==== EXCERPTED RECORDS

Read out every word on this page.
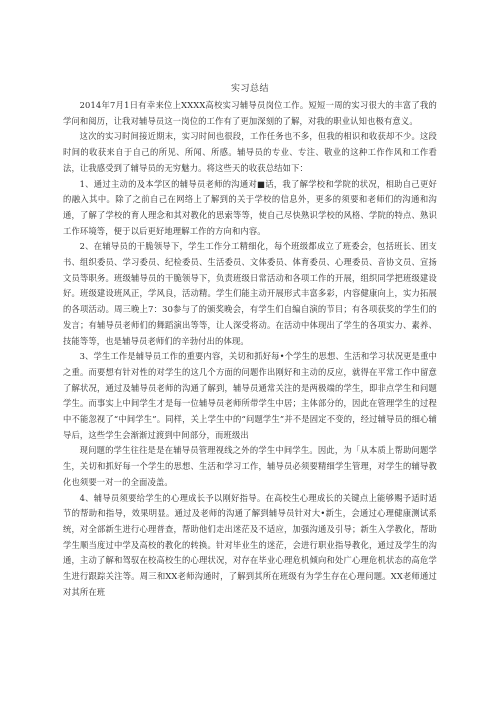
实习总结

2014年7月1日有幸来位上XXXX高校实习辅导员岗位工作。短短一周的实习很大的丰富了我的学问和阅历，让我对辅导员这一岗位的工作有了更加深刻的了解，对我的职业认知也极有意义。

这次的实习时间接近期末，实习时间也很段，工作任务也不多，但我的相识和收获却不少。这段时间的收获来自于自己的所见、所闻、所感。辅导员的专业、专注、敬业的这种工作作风和工作看法，让我感受到了辅导员的无穷魅力。将这些天的收获总结如下：

1、通过主动的及本学区的辅导员老师的沟通对■话，我了解学校和学院的状况，相助自己更好的融入其中。除了之前自己在网络上了解到的关于学校的信息外，更多的须要和老师们的沟通和沟通，了解了学校的育人理念和其对教化的思索等等，使自己尽快熟识学校的风格、学院的特点、熟识工作环境等，便于以后更好地理解工作的方向和内容。

2、在辅导员的干脆领导下，学生工作分工精细化，每个班级都成立了班委会，包括班长、团支书、组织委员、学习委员、纪检委员、生活委员、文体委员、体育委员、心理委员、音协文员、宣扬文员等职务。班级辅导员的干脆领导下，负责班级日常活动和各项工作的开展，组织同学把班级建设好。班级建设班风正，学风良，活动精。学生们能主动开展形式丰富多彩，内容健康向上，实力拓展的各项活动。周三晚上7：30参与了的颁奖晚会，有学生们自编自演的节目；有各项获奖的学生们的发言；有辅导员老师们的舞蹈演出等等，让人深受将动。在活动中体现出了学生的各项实力、素养、技能等等，也是辅导员老师们的辛勃付出的体现。

3、学生工作是辅导员工作的重要内容，关切和抓好每•个学生的思想、生活和学习状况更是重中之重。而要想有针对性的对学生的这几个方面的问题作出刚好和主动的反应，就得在平常工作中留意了解状况，通过及辅导员老师的沟通了解到，辅导员通常关注的是两极端的学生，即非点学生和问题学生。而事实上中间学生才是每一位辅导员老师所带学生中居；主体部分的，因此在管理学生的过程中不能忽视了“中间学生”。同样，关上学生中的“问题学生”并不是固定不变的，经过辅导员的细心辅导后，这些学生会渐渐过渡到中间部分，而班级出

现问题的学生往往是是在辅导员管理视线之外的学生中间学生。因此，为「从本质上帮助问题学生，关切和抓好每一个学生的思想、生活和学习工作，辅导员必须要精细学生管理，对学生的辅导教化也须要一对一的全面凌盖。

4、辅导员须要给学生的心理成长予以刚好指导。在高校生心理成长的关键点上能够赐予适时适节的帮助和指导，效果明显。通过及老师的沟通了解到辅导员针对大•新生，会通过心理健康测试系统，对全部新生进行心理普查，帮助他们走出迷茫及不适应，加强沟通及引导；新生入学教化，帮助学生顺当度过中学及高校的教化的转换。针对毕业生的迷茫，会进行职业指导教化，通过及学生的沟通，主动了解和驾驭在校高校生的心理状况，对存在毕业心理危机倾向和处广心理危机状态的高危学生进行跟踪关注等。周三和XX老师沟通时，了解到其所在班级有为学生存在心理问题。XX老师通过对其所在班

========

• **STATED PROBLEM**:
Repeat the material exactly as it reads, without any of its pictures.

• **TASK RESULT**:
Read out every word on this page.
实习总结

2014年7月1日有幸来位上XXXX高校实习辅导员岗位工作。短短一周的实习很大的丰富了我的学问和阅历，让我对辅导员这一岗位的工作有了更加深刻的了解，对我的职业认知也极有意义。

这次的实习时间接近期末，实习时间也很段，工作任务也不多，但我的相识和收获却不少。这段时间的收获来自于自己的所见、所闻、所感。辅导员的专业、专注、敬业的这种工作作风和工作看法，让我感受到了辅导员的无穷魅力。将这些天的收获总结如下：

1、通过主动的及本学区的辅导员老师的沟通对■话，我了解学校和学院的状况，相助自己更好的融入其中。除了之前自己在网络上了解到的关于学校的信息外，更多的须要和老师们的沟通和沟通，了解了学校的育人理念和其对教化的思索等等，使自己尽快熟识学校的风格、学院的特点、熟识工作环境等，便于以后更好地理解工作的方向和内容。

2、在辅导员的干脆领导下，学生工作分工精细化，每个班级都成立了班委会，包括班长、团支书、组织委员、学习委员、纪检委员、生活委员、文体委员、体育委员、心理委员、音协文员、宣扬文员等职务。班级辅导员的干脆领导下，负责班级日常活动和各项工作的开展，组织同学把班级建设好。班级建设班风正，学风良，活动精。学生们能主动开展形式丰富多彩，内容健康向上，实力拓展的各项活动。周三晚上7：30参与了的颁奖晚会，有学生们自编自演的节目；有各项获奖的学生们的发言；有辅导员老师们的舞蹈演出等等，让人深受将动。在活动中体现出了学生的各项实力、素养、技能等等，也是辅导员老师们的辛勃付出的体现。

3、学生工作是辅导员工作的重要内容，关切和抓好每•个学生的思想、生活和学习状况更是重中之重。而要想有针对性的对学生的这几个方面的问题作出刚好和主动的反应，就得在平常工作中留意了解状况，通过及辅导员老师的沟通了解到，辅导员通常关注的是两极端的学生，即非点学生和问题学生。而事实上中间学生才是每一位辅导员老师所带学生中居；主体部分的，因此在管理学生的过程中不能忽视了“中间学生”。同样，关上学生中的“问题学生”并不是固定不变的，经过辅导员的细心辅导后，这些学生会渐渐过渡到中间部分，而班级出

现问题的学生往往是是在辅导员管理视线之外的学生中间学生。因此，为「从本质上帮助问题学生，关切和抓好每一个学生的思想、生活和学习工作，辅导员必须要精细学生管理，对学生的辅导教化也须要一对一的全面凌盖。

4、辅导员须要给学生的心理成长予以刚好指导。在高校生心理成长的关键点上能够赐予适时适节的帮助和指导，效果明显。通过及老师的沟通了解到辅导员针对大•新生，会通过心理健康测试系统，对全部新生进行心理普查，帮助他们走出迷茫及不适应，加强沟通及引导；新生入学教化，帮助学生顺当度过中学及高校的教化的转换。针对毕业生的迷茫，会进行职业指导教化，通过及学生的沟通，主动了解和驾驭在校高校生的心理状况，对存在毕业心理危机倾向和处广心理危机状态的高危学生进行跟踪关注等。周三和XX老师沟通时，了解到其所在班级有为学生存在心理问题。XX老师通过对其所在班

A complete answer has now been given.